§ Work to do: Identify and copy all lines of the material where the string "магния" is found.

Figure record extracts:
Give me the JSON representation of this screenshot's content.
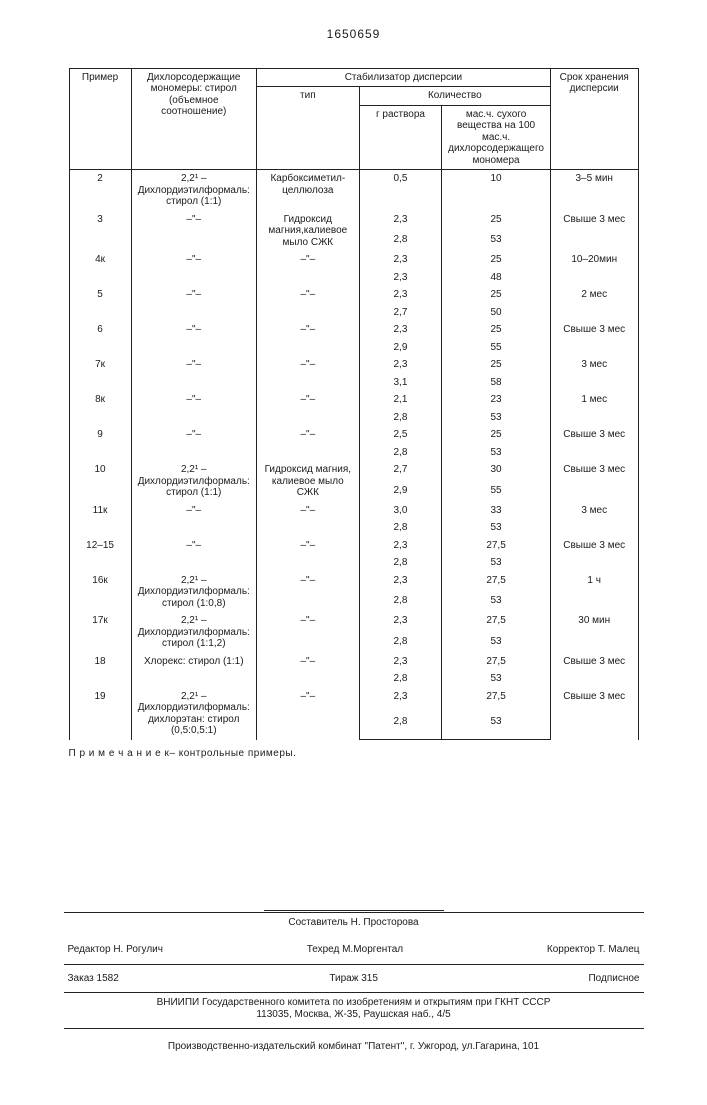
{
  "docNumber": "1650659",
  "headers": {
    "c1": "Пример",
    "c2": "Дихлорсодержащие мономеры: стирол (объемное соотношение)",
    "stab": "Стабилизатор дисперсии",
    "type": "тип",
    "qty": "Количество",
    "q1": "г раствора",
    "q2": "мас.ч. сухого вещества на 100 мас.ч. дихлорсодержащего мономера",
    "c5": "Срок хранения дисперсии"
  },
  "rows": [
    {
      "ex": "2",
      "mono": "2,2¹ – Дихлордиэтилформаль: стирол (1:1)",
      "type": "Карбоксиметил-целлюлоза",
      "q": [
        "0,5"
      ],
      "m": [
        "10"
      ],
      "shelf": "3–5 мин"
    },
    {
      "ex": "3",
      "mono": "–\"–",
      "type": "Гидроксид магния,калиевое мыло СЖК",
      "q": [
        "2,3",
        "2,8"
      ],
      "m": [
        "25",
        "53"
      ],
      "shelf": "Свыше 3 мес"
    },
    {
      "ex": "4к",
      "mono": "–\"–",
      "type": "–\"–",
      "q": [
        "2,3",
        "2,3"
      ],
      "m": [
        "25",
        "48"
      ],
      "shelf": "10–20мин"
    },
    {
      "ex": "5",
      "mono": "–\"–",
      "type": "–\"–",
      "q": [
        "2,3",
        "2,7"
      ],
      "m": [
        "25",
        "50"
      ],
      "shelf": "2 мес"
    },
    {
      "ex": "6",
      "mono": "–\"–",
      "type": "–\"–",
      "q": [
        "2,3",
        "2,9"
      ],
      "m": [
        "25",
        "55"
      ],
      "shelf": "Свыше 3 мес"
    },
    {
      "ex": "7к",
      "mono": "–\"–",
      "type": "–\"–",
      "q": [
        "2,3",
        "3,1"
      ],
      "m": [
        "25",
        "58"
      ],
      "shelf": "3  мес"
    },
    {
      "ex": "8к",
      "mono": "–\"–",
      "type": "–\"–",
      "q": [
        "2,1",
        "2,8"
      ],
      "m": [
        "23",
        "53"
      ],
      "shelf": "1 мес"
    },
    {
      "ex": "9",
      "mono": "–\"–",
      "type": "–\"–",
      "q": [
        "2,5",
        "2,8"
      ],
      "m": [
        "25",
        "53"
      ],
      "shelf": "Свыше 3 мес"
    },
    {
      "ex": "10",
      "mono": "2,2¹ – Дихлордиэтилформаль: стирол (1:1)",
      "type": "Гидроксид магния, калиевое мыло СЖК",
      "q": [
        "2,7",
        "2,9"
      ],
      "m": [
        "30",
        "55"
      ],
      "shelf": "Свыше 3 мес"
    },
    {
      "ex": "11к",
      "mono": "–\"–",
      "type": "–\"–",
      "q": [
        "3,0",
        "2,8"
      ],
      "m": [
        "33",
        "53"
      ],
      "shelf": "3 мес"
    },
    {
      "ex": "12–15",
      "mono": "–\"–",
      "type": "–\"–",
      "q": [
        "2,3",
        "2,8"
      ],
      "m": [
        "27,5",
        "53"
      ],
      "shelf": "Свыше 3 мес"
    },
    {
      "ex": "16к",
      "mono": "2,2¹ – Дихлордиэтилформаль: стирол (1:0,8)",
      "type": "–\"–",
      "q": [
        "2,3",
        "2,8"
      ],
      "m": [
        "27,5",
        "53"
      ],
      "shelf": "1 ч"
    },
    {
      "ex": "17к",
      "mono": "2,2¹ – Дихлордиэтилформаль: стирол (1:1,2)",
      "type": "–\"–",
      "q": [
        "2,3",
        "2,8"
      ],
      "m": [
        "27,5",
        "53"
      ],
      "shelf": "30 мин"
    },
    {
      "ex": "18",
      "mono": "Хлорекс: стирол (1:1)",
      "type": "–\"–",
      "q": [
        "2,3",
        "2,8"
      ],
      "m": [
        "27,5",
        "53"
      ],
      "shelf": "Свыше 3 мес"
    },
    {
      "ex": "19",
      "mono": "2,2¹ – Дихлордиэтилформаль: дихлорэтан: стирол (0,5:0,5:1)",
      "type": "–\"–",
      "q": [
        "2,3",
        "2,8"
      ],
      "m": [
        "27,5",
        "53"
      ],
      "shelf": "Свыше 3 мес"
    }
  ],
  "footnote": "П р и м е ч а н и е    к– контрольные примеры.",
  "credits": {
    "compiler": "Составитель  Н. Просторова",
    "editor": "Редактор  Н. Рогулич",
    "techred": "Техред М.Моргентал",
    "corrector": "Корректор  Т. Малец",
    "order": "Заказ 1582",
    "circ": "Тираж 315",
    "sub": "Подписное",
    "inst": "ВНИИПИ Государственного комитета по изобретениям и открытиям при ГКНТ СССР",
    "addr": "113035, Москва, Ж-35, Раушская наб., 4/5",
    "pub": "Производственно-издательский комбинат \"Патент\", г. Ужгород, ул.Гагарина, 101"
  }
}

§ Output for this task:
      "type": "Гидроксид магния,калиевое мыло СЖК",
      "type": "Гидроксид магния, калиевое мыло СЖК",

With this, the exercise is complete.